■ Instructions to follow:
Reproduce each of the rows below word for word, keeping every character and number unchanged.

▬▬▬▬▬▬

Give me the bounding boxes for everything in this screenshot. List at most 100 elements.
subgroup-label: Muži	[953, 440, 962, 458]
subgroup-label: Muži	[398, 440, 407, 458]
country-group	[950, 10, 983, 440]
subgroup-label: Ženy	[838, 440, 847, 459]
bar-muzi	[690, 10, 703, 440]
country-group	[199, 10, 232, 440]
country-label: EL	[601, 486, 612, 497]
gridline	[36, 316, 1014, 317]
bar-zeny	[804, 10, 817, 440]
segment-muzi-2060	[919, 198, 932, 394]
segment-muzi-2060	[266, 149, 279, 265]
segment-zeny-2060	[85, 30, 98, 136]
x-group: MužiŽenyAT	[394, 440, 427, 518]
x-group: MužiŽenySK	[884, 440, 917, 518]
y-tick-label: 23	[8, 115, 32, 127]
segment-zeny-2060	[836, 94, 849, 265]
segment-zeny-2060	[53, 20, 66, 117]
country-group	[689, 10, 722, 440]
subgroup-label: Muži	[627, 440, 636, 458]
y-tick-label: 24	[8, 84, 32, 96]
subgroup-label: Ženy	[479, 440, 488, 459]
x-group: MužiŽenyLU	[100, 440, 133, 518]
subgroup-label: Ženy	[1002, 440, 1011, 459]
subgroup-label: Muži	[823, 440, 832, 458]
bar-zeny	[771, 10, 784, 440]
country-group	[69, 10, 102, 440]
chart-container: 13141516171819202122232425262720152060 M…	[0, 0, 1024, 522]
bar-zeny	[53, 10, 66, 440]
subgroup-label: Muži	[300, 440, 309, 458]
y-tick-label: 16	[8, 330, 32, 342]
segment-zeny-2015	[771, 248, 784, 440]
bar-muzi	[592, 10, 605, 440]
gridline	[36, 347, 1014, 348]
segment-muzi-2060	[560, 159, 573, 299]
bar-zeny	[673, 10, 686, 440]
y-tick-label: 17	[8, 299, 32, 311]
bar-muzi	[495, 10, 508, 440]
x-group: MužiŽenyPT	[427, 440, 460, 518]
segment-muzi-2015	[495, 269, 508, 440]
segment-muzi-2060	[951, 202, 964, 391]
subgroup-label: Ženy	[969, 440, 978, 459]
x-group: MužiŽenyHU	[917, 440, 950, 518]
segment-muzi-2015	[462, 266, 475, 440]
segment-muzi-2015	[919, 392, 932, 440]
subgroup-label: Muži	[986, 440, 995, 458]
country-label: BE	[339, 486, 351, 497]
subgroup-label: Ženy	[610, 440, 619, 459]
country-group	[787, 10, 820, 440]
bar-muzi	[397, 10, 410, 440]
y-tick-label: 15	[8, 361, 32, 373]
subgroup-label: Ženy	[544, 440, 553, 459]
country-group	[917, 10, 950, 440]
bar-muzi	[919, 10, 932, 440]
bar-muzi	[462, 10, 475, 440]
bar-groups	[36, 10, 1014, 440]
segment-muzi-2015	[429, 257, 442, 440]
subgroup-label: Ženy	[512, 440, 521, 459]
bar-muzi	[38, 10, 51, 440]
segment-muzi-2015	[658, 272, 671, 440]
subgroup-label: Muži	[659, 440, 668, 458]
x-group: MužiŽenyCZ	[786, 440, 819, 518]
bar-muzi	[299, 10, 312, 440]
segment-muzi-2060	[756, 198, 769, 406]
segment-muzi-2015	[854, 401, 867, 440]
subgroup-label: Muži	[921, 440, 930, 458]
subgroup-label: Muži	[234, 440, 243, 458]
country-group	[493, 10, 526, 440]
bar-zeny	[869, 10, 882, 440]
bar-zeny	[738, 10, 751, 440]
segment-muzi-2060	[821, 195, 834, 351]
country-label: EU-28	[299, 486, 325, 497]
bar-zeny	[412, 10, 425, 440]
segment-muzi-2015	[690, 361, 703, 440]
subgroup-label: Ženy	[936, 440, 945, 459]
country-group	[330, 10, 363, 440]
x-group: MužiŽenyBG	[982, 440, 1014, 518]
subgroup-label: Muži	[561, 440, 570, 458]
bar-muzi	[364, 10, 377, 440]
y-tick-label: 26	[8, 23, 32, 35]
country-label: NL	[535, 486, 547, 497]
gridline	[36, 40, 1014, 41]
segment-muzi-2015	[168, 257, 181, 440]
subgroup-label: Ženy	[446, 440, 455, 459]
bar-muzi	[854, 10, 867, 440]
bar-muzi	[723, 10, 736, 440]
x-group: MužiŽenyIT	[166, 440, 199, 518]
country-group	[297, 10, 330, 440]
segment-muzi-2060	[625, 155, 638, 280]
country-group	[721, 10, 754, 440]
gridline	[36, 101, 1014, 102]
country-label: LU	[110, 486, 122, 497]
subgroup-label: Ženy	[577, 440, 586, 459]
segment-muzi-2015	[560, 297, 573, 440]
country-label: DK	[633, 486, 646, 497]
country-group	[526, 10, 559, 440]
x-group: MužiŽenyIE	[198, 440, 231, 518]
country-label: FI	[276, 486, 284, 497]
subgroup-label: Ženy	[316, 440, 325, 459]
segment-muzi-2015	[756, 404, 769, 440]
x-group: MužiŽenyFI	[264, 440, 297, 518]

▬▬▬▬▬▬

■ Written answer:
Give me the bounding boxes for everything in this screenshot. List at most 100 elements.
subgroup-label: Muži	[953, 440, 962, 458]
subgroup-label: Muži	[398, 440, 407, 458]
country-group	[950, 10, 983, 440]
subgroup-label: Ženy	[838, 440, 847, 459]
bar-muzi	[690, 10, 703, 440]
country-group	[199, 10, 232, 440]
country-label: EL	[601, 486, 612, 497]
gridline	[36, 316, 1014, 317]
bar-zeny	[804, 10, 817, 440]
segment-muzi-2060	[919, 198, 932, 394]
segment-muzi-2060	[266, 149, 279, 265]
segment-zeny-2060	[85, 30, 98, 136]
x-group: MužiŽenyAT	[394, 440, 427, 518]
x-group: MužiŽenySK	[884, 440, 917, 518]
y-tick-label: 23	[8, 115, 32, 127]
segment-zeny-2060	[836, 94, 849, 265]
segment-zeny-2060	[53, 20, 66, 117]
country-group	[689, 10, 722, 440]
subgroup-label: Muži	[627, 440, 636, 458]
y-tick-label: 24	[8, 84, 32, 96]
subgroup-label: Ženy	[479, 440, 488, 459]
x-group: MužiŽenyLU	[100, 440, 133, 518]
subgroup-label: Ženy	[1002, 440, 1011, 459]
subgroup-label: Muži	[823, 440, 832, 458]
bar-zeny	[771, 10, 784, 440]
country-group	[69, 10, 102, 440]
chart-container: 13141516171819202122232425262720152060 M…	[0, 0, 1024, 522]
bar-zeny	[53, 10, 66, 440]
subgroup-label: Muži	[300, 440, 309, 458]
y-tick-label: 16	[8, 330, 32, 342]
segment-zeny-2015	[771, 248, 784, 440]
bar-muzi	[592, 10, 605, 440]
gridline	[36, 347, 1014, 348]
segment-muzi-2060	[560, 159, 573, 299]
bar-zeny	[673, 10, 686, 440]
y-tick-label: 17	[8, 299, 32, 311]
bar-muzi	[495, 10, 508, 440]
x-group: MužiŽenyPT	[427, 440, 460, 518]
segment-muzi-2015	[495, 269, 508, 440]
segment-muzi-2060	[951, 202, 964, 391]
subgroup-label: Ženy	[969, 440, 978, 459]
x-group: MužiŽenyHU	[917, 440, 950, 518]
segment-muzi-2015	[462, 266, 475, 440]
segment-muzi-2015	[919, 392, 932, 440]
subgroup-label: Muži	[986, 440, 995, 458]
country-label: BE	[339, 486, 351, 497]
subgroup-label: Ženy	[610, 440, 619, 459]
country-group	[787, 10, 820, 440]
bar-muzi	[397, 10, 410, 440]
y-tick-label: 15	[8, 361, 32, 373]
subgroup-label: Ženy	[544, 440, 553, 459]
country-group	[917, 10, 950, 440]
bar-muzi	[919, 10, 932, 440]
bar-muzi	[462, 10, 475, 440]
bar-groups	[36, 10, 1014, 440]
segment-muzi-2015	[429, 257, 442, 440]
subgroup-label: Ženy	[512, 440, 521, 459]
bar-muzi	[38, 10, 51, 440]
segment-muzi-2015	[658, 272, 671, 440]
subgroup-label: Muži	[659, 440, 668, 458]
x-group: MužiŽenyCZ	[786, 440, 819, 518]
bar-muzi	[299, 10, 312, 440]
segment-muzi-2060	[756, 198, 769, 406]
segment-muzi-2015	[854, 401, 867, 440]
subgroup-label: Muži	[921, 440, 930, 458]
subgroup-label: Muži	[234, 440, 243, 458]
country-group	[493, 10, 526, 440]
bar-zeny	[869, 10, 882, 440]
bar-zeny	[738, 10, 751, 440]
segment-muzi-2060	[821, 195, 834, 351]
country-label: EU-28	[299, 486, 325, 497]
bar-zeny	[412, 10, 425, 440]
segment-muzi-2015	[690, 361, 703, 440]
subgroup-label: Ženy	[936, 440, 945, 459]
country-group	[330, 10, 363, 440]
x-group: MužiŽenyBG	[982, 440, 1014, 518]
subgroup-label: Muži	[561, 440, 570, 458]
bar-muzi	[364, 10, 377, 440]
y-tick-label: 26	[8, 23, 32, 35]
country-label: NL	[535, 486, 547, 497]
gridline	[36, 40, 1014, 41]
segment-muzi-2015	[168, 257, 181, 440]
subgroup-label: Ženy	[446, 440, 455, 459]
bar-muzi	[854, 10, 867, 440]
bar-muzi	[723, 10, 736, 440]
x-group: MužiŽenyIT	[166, 440, 199, 518]
country-group	[297, 10, 330, 440]
segment-muzi-2060	[625, 155, 638, 280]
country-group	[721, 10, 754, 440]
gridline	[36, 101, 1014, 102]
country-label: LU	[110, 486, 122, 497]
subgroup-label: Ženy	[577, 440, 586, 459]
segment-muzi-2015	[560, 297, 573, 440]
country-label: DK	[633, 486, 646, 497]
country-group	[526, 10, 559, 440]
x-group: MužiŽenyIE	[198, 440, 231, 518]
country-label: FI	[276, 486, 284, 497]
subgroup-label: Ženy	[316, 440, 325, 459]
segment-muzi-2015	[756, 404, 769, 440]
x-group: MužiŽenyFI	[264, 440, 297, 518]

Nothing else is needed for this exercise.